Data entries

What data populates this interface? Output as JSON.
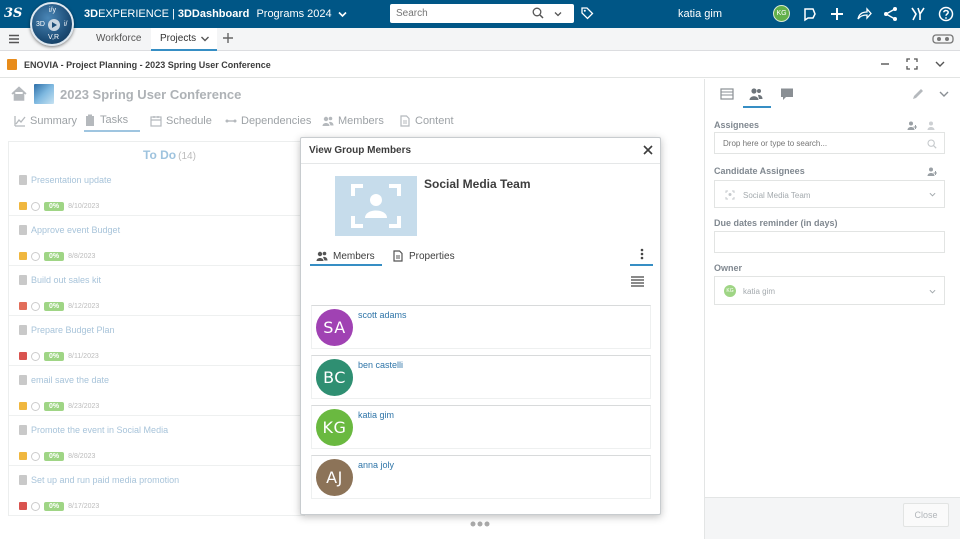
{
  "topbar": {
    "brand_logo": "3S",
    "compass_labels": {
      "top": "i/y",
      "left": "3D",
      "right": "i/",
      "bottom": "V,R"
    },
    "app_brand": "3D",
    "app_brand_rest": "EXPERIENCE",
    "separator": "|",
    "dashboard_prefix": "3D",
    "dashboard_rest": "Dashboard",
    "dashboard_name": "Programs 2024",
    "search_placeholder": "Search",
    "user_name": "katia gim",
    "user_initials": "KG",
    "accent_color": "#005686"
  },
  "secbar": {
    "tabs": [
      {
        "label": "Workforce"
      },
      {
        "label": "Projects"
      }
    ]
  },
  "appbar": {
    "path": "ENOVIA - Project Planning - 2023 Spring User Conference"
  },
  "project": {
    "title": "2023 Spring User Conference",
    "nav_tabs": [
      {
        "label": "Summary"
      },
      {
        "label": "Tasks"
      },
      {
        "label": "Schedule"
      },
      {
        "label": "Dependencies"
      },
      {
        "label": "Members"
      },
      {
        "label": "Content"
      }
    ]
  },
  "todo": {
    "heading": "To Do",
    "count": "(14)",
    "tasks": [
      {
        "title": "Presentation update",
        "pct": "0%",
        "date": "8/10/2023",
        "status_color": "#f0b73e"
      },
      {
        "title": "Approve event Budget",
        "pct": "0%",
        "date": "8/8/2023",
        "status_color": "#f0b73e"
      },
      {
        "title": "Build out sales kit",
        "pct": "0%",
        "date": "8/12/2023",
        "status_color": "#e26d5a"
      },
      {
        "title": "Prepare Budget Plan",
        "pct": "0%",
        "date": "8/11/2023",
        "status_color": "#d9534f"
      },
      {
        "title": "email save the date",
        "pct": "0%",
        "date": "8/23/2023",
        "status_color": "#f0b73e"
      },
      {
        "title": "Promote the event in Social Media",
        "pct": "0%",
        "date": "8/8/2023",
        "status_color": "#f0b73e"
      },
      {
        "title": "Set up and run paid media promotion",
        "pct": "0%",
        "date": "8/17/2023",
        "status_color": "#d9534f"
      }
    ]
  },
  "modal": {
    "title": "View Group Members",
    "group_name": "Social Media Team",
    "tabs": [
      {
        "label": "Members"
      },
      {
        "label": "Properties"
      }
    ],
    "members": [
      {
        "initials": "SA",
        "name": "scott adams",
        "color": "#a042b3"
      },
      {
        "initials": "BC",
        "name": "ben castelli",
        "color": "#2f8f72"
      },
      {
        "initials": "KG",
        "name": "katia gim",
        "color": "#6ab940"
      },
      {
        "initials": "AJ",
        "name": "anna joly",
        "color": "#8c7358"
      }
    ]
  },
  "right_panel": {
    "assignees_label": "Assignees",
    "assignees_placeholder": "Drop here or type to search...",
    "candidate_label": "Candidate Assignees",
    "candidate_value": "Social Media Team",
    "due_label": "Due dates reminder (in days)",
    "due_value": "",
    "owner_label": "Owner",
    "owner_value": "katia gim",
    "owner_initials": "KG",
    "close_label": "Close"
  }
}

Aim of the task :: Write out the records above once more, word for word, with no pictures.

Complete response ::
What data populates this interface? Output as JSON.
{
  "topbar": {
    "brand_logo": "3S",
    "compass_labels": {
      "top": "i/y",
      "left": "3D",
      "right": "i/",
      "bottom": "V,R"
    },
    "app_brand": "3D",
    "app_brand_rest": "EXPERIENCE",
    "separator": "|",
    "dashboard_prefix": "3D",
    "dashboard_rest": "Dashboard",
    "dashboard_name": "Programs 2024",
    "search_placeholder": "Search",
    "user_name": "katia gim",
    "user_initials": "KG",
    "accent_color": "#005686"
  },
  "secbar": {
    "tabs": [
      {
        "label": "Workforce"
      },
      {
        "label": "Projects"
      }
    ]
  },
  "appbar": {
    "path": "ENOVIA - Project Planning - 2023 Spring User Conference"
  },
  "project": {
    "title": "2023 Spring User Conference",
    "nav_tabs": [
      {
        "label": "Summary"
      },
      {
        "label": "Tasks"
      },
      {
        "label": "Schedule"
      },
      {
        "label": "Dependencies"
      },
      {
        "label": "Members"
      },
      {
        "label": "Content"
      }
    ]
  },
  "todo": {
    "heading": "To Do",
    "count": "(14)",
    "tasks": [
      {
        "title": "Presentation update",
        "pct": "0%",
        "date": "8/10/2023",
        "status_color": "#f0b73e"
      },
      {
        "title": "Approve event Budget",
        "pct": "0%",
        "date": "8/8/2023",
        "status_color": "#f0b73e"
      },
      {
        "title": "Build out sales kit",
        "pct": "0%",
        "date": "8/12/2023",
        "status_color": "#e26d5a"
      },
      {
        "title": "Prepare Budget Plan",
        "pct": "0%",
        "date": "8/11/2023",
        "status_color": "#d9534f"
      },
      {
        "title": "email save the date",
        "pct": "0%",
        "date": "8/23/2023",
        "status_color": "#f0b73e"
      },
      {
        "title": "Promote the event in Social Media",
        "pct": "0%",
        "date": "8/8/2023",
        "status_color": "#f0b73e"
      },
      {
        "title": "Set up and run paid media promotion",
        "pct": "0%",
        "date": "8/17/2023",
        "status_color": "#d9534f"
      }
    ]
  },
  "modal": {
    "title": "View Group Members",
    "group_name": "Social Media Team",
    "tabs": [
      {
        "label": "Members"
      },
      {
        "label": "Properties"
      }
    ],
    "members": [
      {
        "initials": "SA",
        "name": "scott adams",
        "color": "#a042b3"
      },
      {
        "initials": "BC",
        "name": "ben castelli",
        "color": "#2f8f72"
      },
      {
        "initials": "KG",
        "name": "katia gim",
        "color": "#6ab940"
      },
      {
        "initials": "AJ",
        "name": "anna joly",
        "color": "#8c7358"
      }
    ]
  },
  "right_panel": {
    "assignees_label": "Assignees",
    "assignees_placeholder": "Drop here or type to search...",
    "candidate_label": "Candidate Assignees",
    "candidate_value": "Social Media Team",
    "due_label": "Due dates reminder (in days)",
    "due_value": "",
    "owner_label": "Owner",
    "owner_value": "katia gim",
    "owner_initials": "KG",
    "close_label": "Close"
  }
}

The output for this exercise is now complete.